# [Okuma Parçası]
ABD’nin çiçeği burnundaki Dışişleri Bakanı Kerry, Başbakan Erdoğan’ın Avusturya’da 5. Medeniyetler İttifakı Forumu’nda söylediği, “Tıpkı siyonizm, antisemitizm gibi, tıpkı faşizm gibi İslamofobiyanın da bir insanlık suçu olarak görülmesi kaçınılmaz hal almıştır” sözlerine katılmadığını ifade ettikten sonra, Türkiye’nin yerinin, İsrail’in yanı olduğunu vurgulaması, Erdoğan’da soğuk duş etkisi yapmıştır!.. Mavi Marmara Baskını ve Davos’taki “one minute” krizi ile toplanılan puanlar, bu hamle ile geri alınmıştır!..

Kerry, hükümetin Türkiye-İsrail ilişkilerini bir an önce düzeltmesini ve Ermenistan ile diyalog kapısının açılmasını hatırlattıktan sonra, Ankara-Bağdat arasındaki gerginliğin de azaltılmasını istemiştir!.. Bu kadarla yetinmemiş, “İsrail’e engel olmayın” diyerek, Türkiye’nin İsrail’e yönelik NATO vetosunun tam anlamıyla kaldırılmasını buyurmuştur!.. Anlayacağınız, stratejik model ortağımız, dış politikada da AKP’ye hiç inisiyatif alanı tanımamıştır!..

Bu durumdan ülkemizin Başbakanını kurtarmak, elbette ki Türk halkının görevidir!..

Öğe ve kutu listeleri
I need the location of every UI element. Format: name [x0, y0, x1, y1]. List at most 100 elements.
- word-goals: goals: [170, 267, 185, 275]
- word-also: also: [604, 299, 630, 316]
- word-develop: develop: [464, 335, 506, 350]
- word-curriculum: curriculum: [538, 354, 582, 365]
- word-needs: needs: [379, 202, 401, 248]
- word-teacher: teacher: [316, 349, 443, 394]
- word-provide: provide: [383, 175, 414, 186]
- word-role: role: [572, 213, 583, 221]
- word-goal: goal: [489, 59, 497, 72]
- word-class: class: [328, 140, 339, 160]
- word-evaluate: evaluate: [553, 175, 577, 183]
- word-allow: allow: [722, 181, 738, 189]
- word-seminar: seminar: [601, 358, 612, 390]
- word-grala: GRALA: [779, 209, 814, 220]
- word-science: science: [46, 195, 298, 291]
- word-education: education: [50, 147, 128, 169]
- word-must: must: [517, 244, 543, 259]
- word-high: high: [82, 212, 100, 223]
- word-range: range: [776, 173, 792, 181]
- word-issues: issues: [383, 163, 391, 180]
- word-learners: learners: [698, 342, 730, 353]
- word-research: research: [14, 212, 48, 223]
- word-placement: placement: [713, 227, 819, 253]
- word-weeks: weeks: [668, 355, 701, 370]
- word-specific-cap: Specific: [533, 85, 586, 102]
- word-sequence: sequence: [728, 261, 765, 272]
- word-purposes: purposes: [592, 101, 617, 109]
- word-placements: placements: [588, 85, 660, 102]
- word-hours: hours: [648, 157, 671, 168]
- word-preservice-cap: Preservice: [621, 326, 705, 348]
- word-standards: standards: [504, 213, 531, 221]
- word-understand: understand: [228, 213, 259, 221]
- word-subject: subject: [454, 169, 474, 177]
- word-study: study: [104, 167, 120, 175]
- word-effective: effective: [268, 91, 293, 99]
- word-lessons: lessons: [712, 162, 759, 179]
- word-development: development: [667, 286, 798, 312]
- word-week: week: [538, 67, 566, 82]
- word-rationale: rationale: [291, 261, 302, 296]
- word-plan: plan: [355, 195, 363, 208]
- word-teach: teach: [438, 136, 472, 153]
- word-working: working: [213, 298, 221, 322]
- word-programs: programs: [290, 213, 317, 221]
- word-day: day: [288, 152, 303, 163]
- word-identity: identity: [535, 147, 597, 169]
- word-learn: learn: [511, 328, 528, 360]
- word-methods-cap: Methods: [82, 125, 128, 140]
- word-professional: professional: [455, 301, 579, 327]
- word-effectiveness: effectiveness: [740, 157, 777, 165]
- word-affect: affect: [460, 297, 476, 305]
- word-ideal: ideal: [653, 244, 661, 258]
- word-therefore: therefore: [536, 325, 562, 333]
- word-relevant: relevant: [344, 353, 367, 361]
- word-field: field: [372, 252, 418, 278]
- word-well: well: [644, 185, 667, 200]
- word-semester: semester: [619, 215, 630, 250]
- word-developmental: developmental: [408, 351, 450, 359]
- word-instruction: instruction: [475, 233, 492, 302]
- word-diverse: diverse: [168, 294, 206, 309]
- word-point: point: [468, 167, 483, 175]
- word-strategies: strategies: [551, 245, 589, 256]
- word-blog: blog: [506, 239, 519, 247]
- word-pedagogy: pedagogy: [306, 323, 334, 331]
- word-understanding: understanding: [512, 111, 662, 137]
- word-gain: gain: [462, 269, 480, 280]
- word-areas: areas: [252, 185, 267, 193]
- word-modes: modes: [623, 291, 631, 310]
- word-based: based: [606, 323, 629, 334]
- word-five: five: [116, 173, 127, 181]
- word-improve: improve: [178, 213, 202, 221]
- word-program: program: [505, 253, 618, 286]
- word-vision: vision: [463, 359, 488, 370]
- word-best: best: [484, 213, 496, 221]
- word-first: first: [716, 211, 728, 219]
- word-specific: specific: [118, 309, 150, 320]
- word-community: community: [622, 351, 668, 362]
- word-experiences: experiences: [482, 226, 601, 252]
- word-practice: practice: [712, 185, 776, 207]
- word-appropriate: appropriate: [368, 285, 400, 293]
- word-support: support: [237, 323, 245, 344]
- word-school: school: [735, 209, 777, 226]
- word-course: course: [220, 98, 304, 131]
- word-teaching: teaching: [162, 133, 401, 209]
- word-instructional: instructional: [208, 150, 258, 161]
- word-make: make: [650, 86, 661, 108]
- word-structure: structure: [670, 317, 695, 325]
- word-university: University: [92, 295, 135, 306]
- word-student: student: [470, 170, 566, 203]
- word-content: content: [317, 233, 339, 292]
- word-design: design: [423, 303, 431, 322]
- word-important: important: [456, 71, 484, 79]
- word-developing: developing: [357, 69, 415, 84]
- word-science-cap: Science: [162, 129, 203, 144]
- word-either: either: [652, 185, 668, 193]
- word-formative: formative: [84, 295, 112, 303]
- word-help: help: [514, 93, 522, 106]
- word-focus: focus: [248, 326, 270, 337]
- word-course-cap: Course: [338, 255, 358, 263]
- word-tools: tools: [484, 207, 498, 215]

# [Alıştırmalar]
1: Okuma parçasındaki "Bu durumdan ülkemizin Başbakanını kurtarmak, elbette ki Türk halkının görevidir!.." cümlesini İngilizceye çevirin.
2: Listenin ilk satırından başlayıp "- word-range: range: [776, 173, 792, 181]" geçen satıra kadar uzanan satırları, iki uç satır da dahil olmak üzere, değiştirmeden yeniden yazın.

# [Görevlere Göre Yanıtlar]
1: Rescuing our country's Prime Minister from this situation is, of course, the duty of the Turkish people!..

2:
I need the location of every UI element. Format: name [x0, y0, x1, y1]. List at most 100 elements.
- word-goals: goals: [170, 267, 185, 275]
- word-also: also: [604, 299, 630, 316]
- word-develop: develop: [464, 335, 506, 350]
- word-curriculum: curriculum: [538, 354, 582, 365]
- word-needs: needs: [379, 202, 401, 248]
- word-teacher: teacher: [316, 349, 443, 394]
- word-provide: provide: [383, 175, 414, 186]
- word-role: role: [572, 213, 583, 221]
- word-goal: goal: [489, 59, 497, 72]
- word-class: class: [328, 140, 339, 160]
- word-evaluate: evaluate: [553, 175, 577, 183]
- word-allow: allow: [722, 181, 738, 189]
- word-seminar: seminar: [601, 358, 612, 390]
- word-grala: GRALA: [779, 209, 814, 220]
- word-science: science: [46, 195, 298, 291]
- word-education: education: [50, 147, 128, 169]
- word-must: must: [517, 244, 543, 259]
- word-high: high: [82, 212, 100, 223]
- word-range: range: [776, 173, 792, 181]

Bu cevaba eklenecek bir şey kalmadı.